EXTRACTED MATERIAL »
☆ ☆ ☆ ☆ ☆

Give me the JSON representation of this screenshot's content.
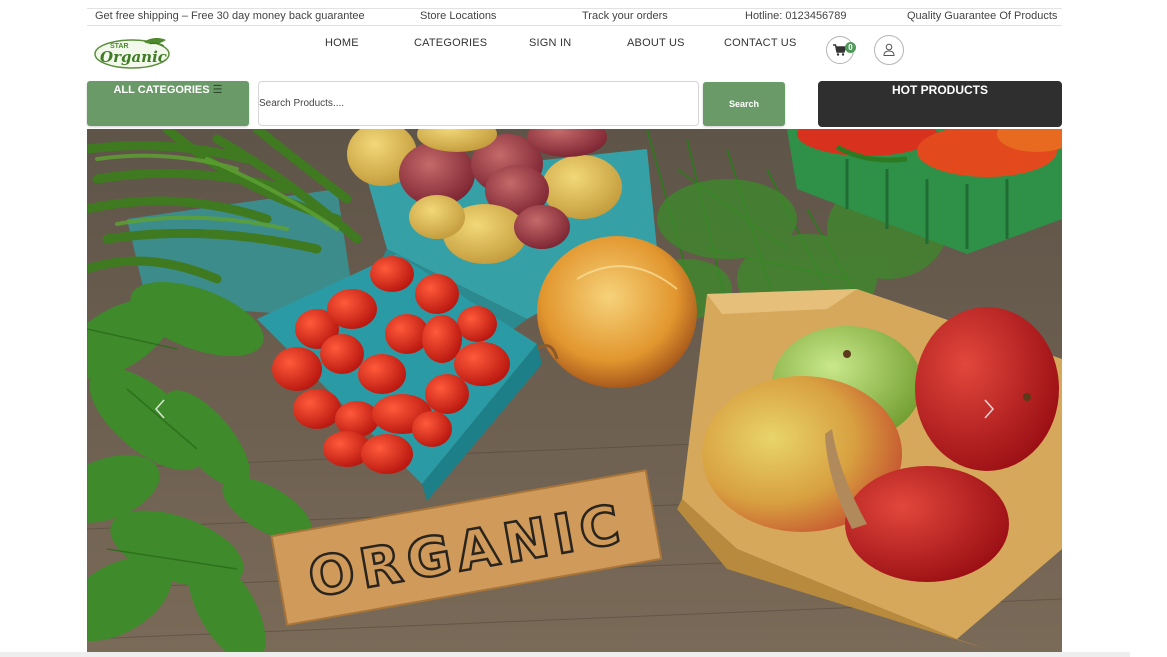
{
  "topbar": {
    "shipping": "Get free shipping – Free 30 day money back guarantee",
    "stores": "Store Locations",
    "track": "Track your orders",
    "hotline": "Hotline: 0123456789",
    "quality": "Quality Guarantee Of Products"
  },
  "logo": {
    "text_top": "STAR",
    "text_main": "Organic"
  },
  "nav": {
    "home": "HOME",
    "categories": "CATEGORIES",
    "sign_in": "SIGN IN",
    "about": "ABOUT US",
    "contact": "CONTACT US"
  },
  "cart": {
    "count": "0"
  },
  "toolbar": {
    "all_categories": "ALL CATEGORIES",
    "all_categories_icon": "☰",
    "search_placeholder": "Search Products....",
    "search_button": "Search",
    "hot_products": "HOT PRODUCTS"
  },
  "hero": {
    "sign_text": "ORGANIC"
  },
  "colors": {
    "accent_green": "#6b9a69",
    "dark_button": "#2f2f2f",
    "badge_green": "#4f9a5a"
  },
  "icons": {
    "cart": "cart-icon",
    "user": "user-icon",
    "prev": "chevron-left-icon",
    "next": "chevron-right-icon",
    "menu": "hamburger-icon"
  }
}
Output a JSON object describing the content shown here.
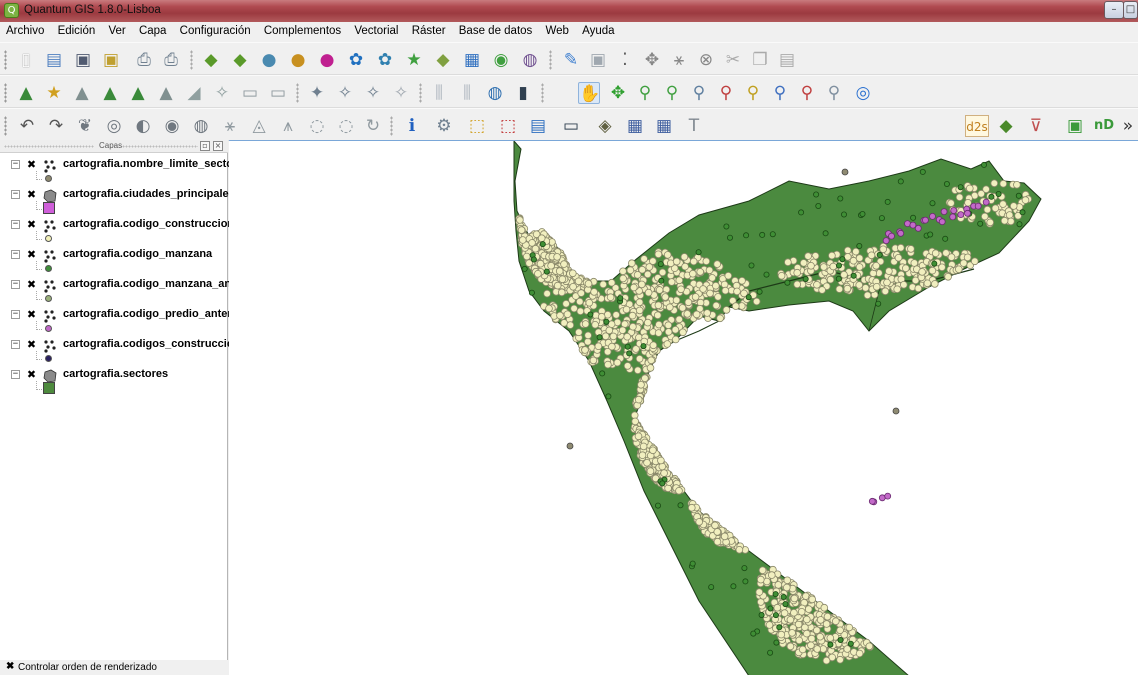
{
  "window": {
    "title": "Quantum GIS 1.8.0-Lisboa",
    "app_icon": "qgis-icon"
  },
  "menu": {
    "items": [
      "Archivo",
      "Edición",
      "Ver",
      "Capa",
      "Configuración",
      "Complementos",
      "Vectorial",
      "Ráster",
      "Base de datos",
      "Web",
      "Ayuda"
    ]
  },
  "toolbars": {
    "row1_icons": [
      "new-project-icon",
      "open-project-icon",
      "save-project-icon",
      "save-as-icon",
      "print-composer-icon",
      "composer-manager-icon",
      "add-vector-layer-icon",
      "add-raster-layer-icon",
      "add-postgis-layer-icon",
      "add-spatialite-layer-icon",
      "add-mssql-layer-icon",
      "add-wms-layer-icon",
      "add-wcs-layer-icon",
      "add-wfs-layer-icon",
      "new-vector-layer-icon",
      "new-spatialite-layer-icon",
      "toggle-editing-icon",
      "save-edits-icon",
      "add-feature-icon",
      "move-feature-icon",
      "node-tool-icon",
      "delete-selected-icon",
      "cut-features-icon",
      "copy-features-icon",
      "paste-features-icon"
    ],
    "row2_icons": [
      "style-manager-icon",
      "bookmark-icon",
      "measure-icon",
      "attribute-table-icon",
      "field-calculator-icon",
      "statistics-icon",
      "label-tool-icon",
      "tips-icon",
      "map-tips-icon",
      "georeferencer-icon",
      "gps-icon",
      "graph-icon",
      "plugin-icon",
      "raster-calc-icon",
      "pan-icon",
      "pan-to-selection-icon",
      "zoom-in-icon",
      "zoom-out-icon",
      "zoom-full-icon",
      "zoom-to-selection-icon",
      "zoom-to-layer-icon",
      "zoom-last-icon",
      "zoom-next-icon",
      "zoom-native-icon",
      "refresh-icon"
    ],
    "row3_icons": [
      "undo-icon",
      "redo-icon",
      "simplify-icon",
      "add-ring-icon",
      "add-part-icon",
      "delete-ring-icon",
      "delete-part-icon",
      "reshape-icon",
      "offset-curve-icon",
      "split-features-icon",
      "merge-features-icon",
      "merge-attributes-icon",
      "rotate-point-icon",
      "identify-icon",
      "action-icon",
      "select-features-icon",
      "deselect-icon",
      "attribute-table-small-icon",
      "measure-line-icon",
      "annotation-icon",
      "map-tip-icon",
      "map-tip-home-icon",
      "text-annotation-icon"
    ],
    "row3_right_icons": [
      "d2s-icon",
      "python-icon",
      "vector-filter-icon",
      "nd-icon",
      "toolbar-overflow-icon"
    ],
    "d2s_label": "d2s",
    "nd_label": "nD"
  },
  "layers_panel": {
    "title": "Capas",
    "layers": [
      {
        "name": "cartografia.nombre_limite_sector",
        "type": "point",
        "symbol_color": "#8f8a70"
      },
      {
        "name": "cartografia.ciudades_principales",
        "type": "polygon",
        "symbol_color": "#cf5fd9"
      },
      {
        "name": "cartografia.codigo_construccion",
        "type": "point",
        "symbol_color": "#f2f0b8"
      },
      {
        "name": "cartografia.codigo_manzana",
        "type": "point",
        "symbol_color": "#3f8f3a"
      },
      {
        "name": "cartografia.codigo_manzana_ante...",
        "type": "point",
        "symbol_color": "#9ab07a"
      },
      {
        "name": "cartografia.codigo_predio_anterior",
        "type": "point",
        "symbol_color": "#c068c8"
      },
      {
        "name": "cartografia.codigos_construccion",
        "type": "point",
        "symbol_color": "#2a2060"
      },
      {
        "name": "cartografia.sectores",
        "type": "polygon",
        "symbol_color": "#4e8a3e"
      }
    ],
    "render_order_label": "Controlar orden de renderizado"
  },
  "map": {
    "sector_fill": "#4b8a3f",
    "sector_stroke": "#1d3a17",
    "construction_fill": "#f1efbf",
    "construction_stroke": "#8a886a",
    "block_fill": "#3f8e35",
    "predio_fill": "#c36ac9",
    "limit_fill": "#8f8b72"
  }
}
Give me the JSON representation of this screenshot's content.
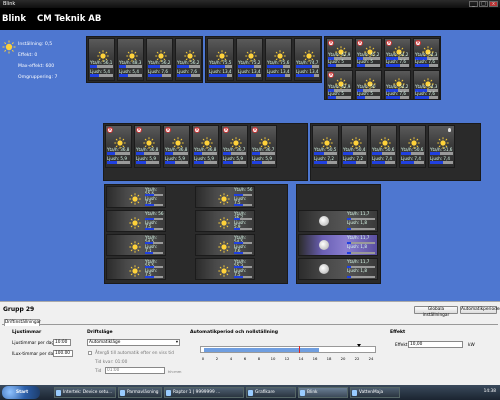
{
  "window": {
    "title": "Blink"
  },
  "header": {
    "app": "Blink",
    "company": "CM Teknik AB"
  },
  "info": {
    "rows": [
      "Inställning: 0,5",
      "Effekt: 0",
      "Max-effekt: 600",
      "Omgruppering: 7"
    ]
  },
  "tiles": [
    {
      "t1": "Yta/h: 56,1",
      "t2": "Ljush: 5,4",
      "lvl": 0.3
    },
    {
      "t1": "Yta/h: 48,3",
      "t2": "Ljush: 5,4",
      "lvl": 0.3
    },
    {
      "t1": "Yta/h: 56,2",
      "t2": "Ljush: 7,6",
      "lvl": 0.5
    },
    {
      "t1": "Yta/h: 56,2",
      "t2": "Ljush: 7,6",
      "lvl": 0.5
    },
    {
      "t1": "Yta/h: 75,5",
      "t2": "Ljush: 13,4",
      "lvl": 0.7
    },
    {
      "t1": "Yta/h: 75,2",
      "t2": "Ljush: 13,4",
      "lvl": 0.7
    },
    {
      "t1": "Yta/h: 75,6",
      "t2": "Ljush: 13,4",
      "lvl": 0.7
    },
    {
      "t1": "Yta/h: 74,7",
      "t2": "Ljush: 13,4",
      "lvl": 0.7
    },
    {
      "t1": "Yta/h: 42,9",
      "t2": "Ljush: 5",
      "lvl": 0.25,
      "err": true
    },
    {
      "t1": "Yta/h: 45,2",
      "t2": "Ljush: 5",
      "lvl": 0.25,
      "err": true
    },
    {
      "t1": "Yta/h: 54,2",
      "t2": "Ljush: 7,6",
      "lvl": 0.5,
      "err": true
    },
    {
      "t1": "Yta/h: 54,3",
      "t2": "Ljush: 7,6",
      "lvl": 0.5,
      "err": true
    },
    {
      "t1": "Yta/h: 42,9",
      "t2": "Ljush: 5",
      "lvl": 0.25,
      "err": true
    },
    {
      "t1": "Yta/h: 50",
      "t2": "Ljush: 5",
      "lvl": 0.25
    },
    {
      "t1": "Yta/h: 54,2",
      "t2": "Ljush: 7,6",
      "lvl": 0.5
    },
    {
      "t1": "Yta/h: 54,3",
      "t2": "Ljush: 7,6",
      "lvl": 0.5
    },
    {
      "t1": "Yta/h: 36,8",
      "t2": "Ljush: 5,9",
      "lvl": 0.35,
      "err": true
    },
    {
      "t1": "Yta/h: 36,8",
      "t2": "Ljush: 5,9",
      "lvl": 0.35,
      "err": true
    },
    {
      "t1": "Yta/h: 36,8",
      "t2": "Ljush: 5,9",
      "lvl": 0.35,
      "err": true
    },
    {
      "t1": "Yta/h: 36,8",
      "t2": "Ljush: 5,9",
      "lvl": 0.35,
      "err": true
    },
    {
      "t1": "Yta/h: 36,7",
      "t2": "Ljush: 5,9",
      "lvl": 0.35,
      "err": true
    },
    {
      "t1": "Yta/h: 36,7",
      "t2": "Ljush: 5,9",
      "lvl": 0.35,
      "err": true
    },
    {
      "t1": "Yta/h: 50,5",
      "t2": "Ljush: 7,2",
      "lvl": 0.45
    },
    {
      "t1": "Yta/h: 50,4",
      "t2": "Ljush: 7,2",
      "lvl": 0.45
    },
    {
      "t1": "Yta/h: 50,6",
      "t2": "Ljush: 7,4",
      "lvl": 0.45
    },
    {
      "t1": "Yta/h: 50,6",
      "t2": "Ljush: 7,4",
      "lvl": 0.45
    },
    {
      "t1": "Yta/h: 51,6",
      "t2": "Ljush: 7,4",
      "lvl": 0.45,
      "bulb": true
    }
  ],
  "wide_tiles": [
    {
      "t1": "Yta/h: 55,6",
      "t2": "Ljush: 7,5",
      "lvl": 0.5
    },
    {
      "t1": "Yta/h: 56",
      "t2": "Ljush: 7,5",
      "lvl": 0.5
    },
    {
      "t1": "Yta/h: 56",
      "t2": "Ljush: 7,5",
      "lvl": 0.5
    },
    {
      "t1": "Yta/h: 36,7",
      "t2": "Ljush: 5,9",
      "lvl": 0.35
    },
    {
      "t1": "Yta/h: 54,5",
      "t2": "Ljush: 7,1",
      "lvl": 0.45
    },
    {
      "t1": "Yta/h: 54,5",
      "t2": "Ljush: 7,6",
      "lvl": 0.5
    },
    {
      "t1": "Yta/h: 55,5",
      "t2": "Ljush: 7,5",
      "lvl": 0.5
    },
    {
      "t1": "Yta/h: 55,3",
      "t2": "Ljush: 7,5",
      "lvl": 0.5
    },
    {
      "t1": "Yta/h: 11,7",
      "t2": "Ljush: 1,8",
      "lvl": 0.15
    },
    {
      "t1": "Yta/h: 11,7",
      "t2": "Ljush: 1,8",
      "lvl": 0.15
    },
    {
      "t1": "Yta/h: 11,7",
      "t2": "Ljush: 1,8",
      "lvl": 0.15
    }
  ],
  "bottom": {
    "group_name": "Grupp 29",
    "buttons": {
      "global": "Globala inställningar",
      "auto": "Automatikperioder"
    },
    "tab": "Driftinställningar",
    "ljus": {
      "title": "Ljustimmar",
      "per_day_label": "Ljustimmar per dag:",
      "per_day": "10:00",
      "ilux_label": "ILux-timmar per dag:",
      "ilux": "100.00"
    },
    "drift": {
      "title": "Driftsläge",
      "mode": "Automatikläge",
      "check_label": "Återgå till automatik efter en viss tid",
      "tid_kvar": "Tid kvar: 01:00",
      "tid_label": "Tid",
      "tid_value": "01:00",
      "unit": "hh:mm"
    },
    "auto": {
      "title": "Automatikperiod och nollställning",
      "ticks": [
        "0",
        "2",
        "4",
        "6",
        "8",
        "10",
        "12",
        "14",
        "16",
        "18",
        "20",
        "22",
        "24"
      ]
    },
    "effekt": {
      "title": "Effekt",
      "label": "Effekt:",
      "value": "10,00",
      "unit": "kW"
    }
  },
  "taskbar": {
    "start": "Start",
    "tasks": [
      "Intertek: Device setu...",
      "Parmavläsning",
      "Raptor 1 | 9999999 ...",
      "Grafikare",
      "Blink",
      "VattenMaja"
    ],
    "clock": "14:38"
  }
}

☆ ☆ ☆ ☆ ☆

Scan the material above. Return every line containing the string "Search".

    "search_placeholder": "Search Products....",
    "search_button": "Search",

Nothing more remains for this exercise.